**Objective**. Take from the listing each line that has the string "combinatorio".

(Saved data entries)

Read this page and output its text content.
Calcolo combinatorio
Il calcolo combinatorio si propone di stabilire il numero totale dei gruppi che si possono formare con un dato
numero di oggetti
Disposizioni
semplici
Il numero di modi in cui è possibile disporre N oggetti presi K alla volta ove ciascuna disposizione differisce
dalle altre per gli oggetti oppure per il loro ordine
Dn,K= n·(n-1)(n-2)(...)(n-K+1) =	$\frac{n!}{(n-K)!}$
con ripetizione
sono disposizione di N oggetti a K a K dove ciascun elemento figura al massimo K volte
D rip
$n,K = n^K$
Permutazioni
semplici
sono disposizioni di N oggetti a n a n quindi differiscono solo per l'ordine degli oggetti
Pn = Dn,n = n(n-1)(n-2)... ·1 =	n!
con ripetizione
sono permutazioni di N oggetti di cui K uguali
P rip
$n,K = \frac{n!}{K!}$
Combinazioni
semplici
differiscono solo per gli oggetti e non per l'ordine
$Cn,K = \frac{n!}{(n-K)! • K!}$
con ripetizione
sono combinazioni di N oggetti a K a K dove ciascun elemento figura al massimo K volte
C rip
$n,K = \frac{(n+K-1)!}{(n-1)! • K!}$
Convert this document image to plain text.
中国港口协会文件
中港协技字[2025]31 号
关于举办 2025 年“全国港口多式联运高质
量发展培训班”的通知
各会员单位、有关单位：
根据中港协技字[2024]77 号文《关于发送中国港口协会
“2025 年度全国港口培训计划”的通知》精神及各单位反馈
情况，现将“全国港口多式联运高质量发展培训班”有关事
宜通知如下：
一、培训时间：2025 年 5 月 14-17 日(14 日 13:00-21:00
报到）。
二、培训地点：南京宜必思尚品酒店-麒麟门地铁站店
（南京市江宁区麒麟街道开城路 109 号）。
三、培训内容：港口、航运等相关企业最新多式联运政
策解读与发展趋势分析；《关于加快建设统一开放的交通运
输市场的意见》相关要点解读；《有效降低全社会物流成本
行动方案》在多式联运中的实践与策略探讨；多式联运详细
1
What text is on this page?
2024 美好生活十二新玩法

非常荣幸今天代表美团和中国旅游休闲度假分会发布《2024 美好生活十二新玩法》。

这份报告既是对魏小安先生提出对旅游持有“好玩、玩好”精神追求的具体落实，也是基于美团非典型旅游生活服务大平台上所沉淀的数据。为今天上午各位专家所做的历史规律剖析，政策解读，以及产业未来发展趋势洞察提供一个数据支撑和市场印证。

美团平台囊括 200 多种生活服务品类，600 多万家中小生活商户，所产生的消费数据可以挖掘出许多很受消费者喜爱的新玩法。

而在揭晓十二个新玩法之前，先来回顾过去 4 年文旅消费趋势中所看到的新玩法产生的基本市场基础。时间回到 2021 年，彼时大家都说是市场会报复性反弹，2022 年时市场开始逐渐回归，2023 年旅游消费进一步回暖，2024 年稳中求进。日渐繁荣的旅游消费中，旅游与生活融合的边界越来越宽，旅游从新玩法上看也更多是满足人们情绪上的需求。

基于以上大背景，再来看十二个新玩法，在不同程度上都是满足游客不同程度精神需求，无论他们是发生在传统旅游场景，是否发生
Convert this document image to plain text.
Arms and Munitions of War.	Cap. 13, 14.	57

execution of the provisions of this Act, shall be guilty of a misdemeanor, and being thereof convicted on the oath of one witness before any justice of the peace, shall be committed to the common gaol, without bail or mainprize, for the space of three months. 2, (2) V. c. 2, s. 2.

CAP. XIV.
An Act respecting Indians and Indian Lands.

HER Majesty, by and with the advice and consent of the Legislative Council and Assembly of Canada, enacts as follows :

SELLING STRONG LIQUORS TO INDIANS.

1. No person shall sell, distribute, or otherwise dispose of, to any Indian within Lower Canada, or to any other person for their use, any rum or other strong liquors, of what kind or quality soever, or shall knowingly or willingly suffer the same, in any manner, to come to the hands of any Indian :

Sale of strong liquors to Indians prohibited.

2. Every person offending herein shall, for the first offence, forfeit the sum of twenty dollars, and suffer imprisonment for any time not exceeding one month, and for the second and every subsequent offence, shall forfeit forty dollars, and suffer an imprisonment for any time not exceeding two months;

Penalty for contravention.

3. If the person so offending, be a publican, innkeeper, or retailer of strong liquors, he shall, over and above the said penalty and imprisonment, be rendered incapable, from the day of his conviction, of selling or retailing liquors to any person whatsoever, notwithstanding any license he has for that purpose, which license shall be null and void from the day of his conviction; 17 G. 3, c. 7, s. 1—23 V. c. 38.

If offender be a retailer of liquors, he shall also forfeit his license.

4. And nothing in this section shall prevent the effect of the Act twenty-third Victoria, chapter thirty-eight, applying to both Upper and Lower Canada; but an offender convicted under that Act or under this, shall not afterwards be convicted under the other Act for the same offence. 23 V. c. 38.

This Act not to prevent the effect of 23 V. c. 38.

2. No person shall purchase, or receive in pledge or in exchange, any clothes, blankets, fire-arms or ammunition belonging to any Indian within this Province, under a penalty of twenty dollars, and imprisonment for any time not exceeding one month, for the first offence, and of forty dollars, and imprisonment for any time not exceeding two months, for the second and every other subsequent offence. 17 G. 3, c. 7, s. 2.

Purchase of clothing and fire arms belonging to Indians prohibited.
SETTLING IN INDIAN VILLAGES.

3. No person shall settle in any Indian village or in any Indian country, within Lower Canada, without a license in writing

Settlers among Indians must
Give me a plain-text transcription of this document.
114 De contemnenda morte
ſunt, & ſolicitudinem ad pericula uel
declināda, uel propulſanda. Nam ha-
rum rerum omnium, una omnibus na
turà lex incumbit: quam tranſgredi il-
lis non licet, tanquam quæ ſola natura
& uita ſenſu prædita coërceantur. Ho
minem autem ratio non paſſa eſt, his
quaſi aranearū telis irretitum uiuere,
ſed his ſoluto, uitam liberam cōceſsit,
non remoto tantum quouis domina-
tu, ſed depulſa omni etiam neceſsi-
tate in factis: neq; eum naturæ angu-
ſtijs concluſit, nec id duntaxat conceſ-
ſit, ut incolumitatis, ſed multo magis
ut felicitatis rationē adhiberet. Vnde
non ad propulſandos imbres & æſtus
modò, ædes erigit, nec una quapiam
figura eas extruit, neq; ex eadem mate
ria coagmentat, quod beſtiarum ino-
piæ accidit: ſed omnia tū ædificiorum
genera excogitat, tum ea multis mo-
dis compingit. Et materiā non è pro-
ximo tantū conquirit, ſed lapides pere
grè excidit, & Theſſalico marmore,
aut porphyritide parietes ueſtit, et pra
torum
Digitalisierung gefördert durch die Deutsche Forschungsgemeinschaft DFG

**Answer for this exercise**.
Calcolo combinatorio
Il calcolo combinatorio si propone di stabilire il numero totale dei gruppi che si possono formare con un dato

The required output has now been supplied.